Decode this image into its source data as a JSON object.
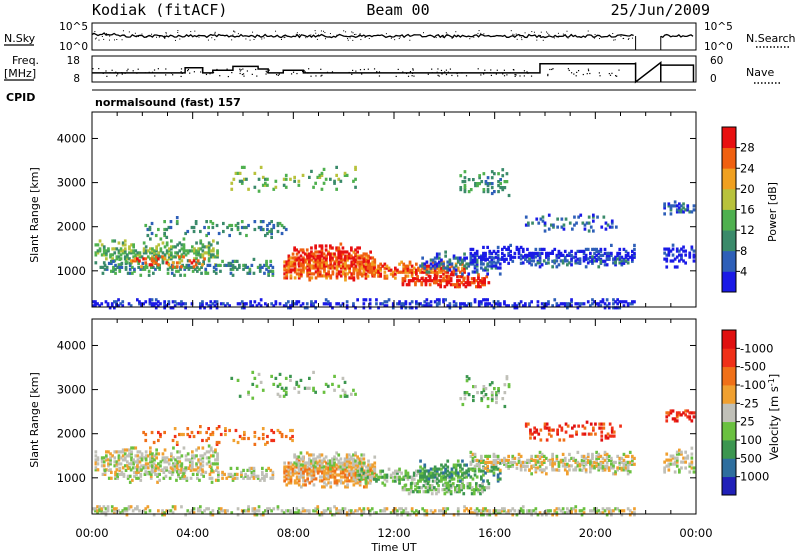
{
  "header": {
    "station": "Kodiak (fitACF)",
    "beam": "Beam 00",
    "date": "25/Jun/2009"
  },
  "panel_labels": {
    "nsky": "N.Sky",
    "nsearch": "N.Search",
    "freq_l1": "Freq.",
    "freq_l2": "[MHz]",
    "nave": "Nave",
    "cpid": "CPID",
    "cpid_text": "normalsound (fast) 157"
  },
  "chart_data": [
    {
      "type": "line",
      "name": "noise",
      "yleft_ticks": [
        "10^5",
        "10^0"
      ],
      "yright_ticks": [
        "10^5",
        "10^0"
      ]
    },
    {
      "type": "line",
      "name": "frequency",
      "yleft_ticks": [
        "18",
        "8"
      ],
      "yright_ticks": [
        "60",
        "0"
      ],
      "x": [
        0,
        2.7,
        3.7,
        4.4,
        4.8,
        5.6,
        6.6,
        7.0,
        7.6,
        8.4,
        17.8,
        21.6,
        22.6,
        23.5
      ],
      "y": [
        11.5,
        11.5,
        13.5,
        11.5,
        12.5,
        14.0,
        13.0,
        11.5,
        12.5,
        11.5,
        15.0,
        15.5,
        14.5,
        14.5
      ]
    },
    {
      "type": "heatmap",
      "name": "power",
      "ylabel": "Slant Range [km]",
      "yticks": [
        1000,
        2000,
        3000,
        4000
      ],
      "ylim": [
        180,
        4600
      ],
      "colorbar_label": "Power [dB]",
      "colorbar_ticks": [
        "4",
        "8",
        "12",
        "16",
        "20",
        "24",
        "28"
      ],
      "colors": [
        "#1a1ae6",
        "#2e5fb8",
        "#3a8a6a",
        "#4fb04f",
        "#b8c23c",
        "#f0a020",
        "#f06010",
        "#e81010"
      ]
    },
    {
      "type": "heatmap",
      "name": "velocity",
      "ylabel": "Slant Range [km]",
      "yticks": [
        1000,
        2000,
        3000,
        4000
      ],
      "ylim": [
        180,
        4600
      ],
      "colorbar_label": "Velocity [m s^-1]",
      "colorbar_ticks": [
        "1000",
        "500",
        "100",
        "25",
        "-25",
        "-100",
        "-500",
        "-1000"
      ],
      "colors": [
        "#2020b8",
        "#2e6e9e",
        "#3c9650",
        "#6ac040",
        "#c0c0b8",
        "#f0a030",
        "#f07018",
        "#f03018",
        "#e01010"
      ]
    }
  ],
  "xaxis": {
    "xlabel": "Time UT",
    "xlim": [
      0,
      24
    ],
    "tick_labels": [
      "00:00",
      "04:00",
      "08:00",
      "12:00",
      "16:00",
      "20:00",
      "00:00"
    ]
  }
}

•••••

What you will do -> Using the material above, set down every line exactly, but skip the pictures.

Response to this exercise ->
Decode this image into its source data as a JSON object.
{
  "header": {
    "station": "Kodiak (fitACF)",
    "beam": "Beam 00",
    "date": "25/Jun/2009"
  },
  "panel_labels": {
    "nsky": "N.Sky",
    "nsearch": "N.Search",
    "freq_l1": "Freq.",
    "freq_l2": "[MHz]",
    "nave": "Nave",
    "cpid": "CPID",
    "cpid_text": "normalsound (fast) 157"
  },
  "chart_data": [
    {
      "type": "line",
      "name": "noise",
      "yleft_ticks": [
        "10^5",
        "10^0"
      ],
      "yright_ticks": [
        "10^5",
        "10^0"
      ]
    },
    {
      "type": "line",
      "name": "frequency",
      "yleft_ticks": [
        "18",
        "8"
      ],
      "yright_ticks": [
        "60",
        "0"
      ],
      "x": [
        0,
        2.7,
        3.7,
        4.4,
        4.8,
        5.6,
        6.6,
        7.0,
        7.6,
        8.4,
        17.8,
        21.6,
        22.6,
        23.5
      ],
      "y": [
        11.5,
        11.5,
        13.5,
        11.5,
        12.5,
        14.0,
        13.0,
        11.5,
        12.5,
        11.5,
        15.0,
        15.5,
        14.5,
        14.5
      ]
    },
    {
      "type": "heatmap",
      "name": "power",
      "ylabel": "Slant Range [km]",
      "yticks": [
        1000,
        2000,
        3000,
        4000
      ],
      "ylim": [
        180,
        4600
      ],
      "colorbar_label": "Power [dB]",
      "colorbar_ticks": [
        "4",
        "8",
        "12",
        "16",
        "20",
        "24",
        "28"
      ],
      "colors": [
        "#1a1ae6",
        "#2e5fb8",
        "#3a8a6a",
        "#4fb04f",
        "#b8c23c",
        "#f0a020",
        "#f06010",
        "#e81010"
      ]
    },
    {
      "type": "heatmap",
      "name": "velocity",
      "ylabel": "Slant Range [km]",
      "yticks": [
        1000,
        2000,
        3000,
        4000
      ],
      "ylim": [
        180,
        4600
      ],
      "colorbar_label": "Velocity [m s^-1]",
      "colorbar_ticks": [
        "1000",
        "500",
        "100",
        "25",
        "-25",
        "-100",
        "-500",
        "-1000"
      ],
      "colors": [
        "#2020b8",
        "#2e6e9e",
        "#3c9650",
        "#6ac040",
        "#c0c0b8",
        "#f0a030",
        "#f07018",
        "#f03018",
        "#e01010"
      ]
    }
  ],
  "xaxis": {
    "xlabel": "Time UT",
    "xlim": [
      0,
      24
    ],
    "tick_labels": [
      "00:00",
      "04:00",
      "08:00",
      "12:00",
      "16:00",
      "20:00",
      "00:00"
    ]
  }
}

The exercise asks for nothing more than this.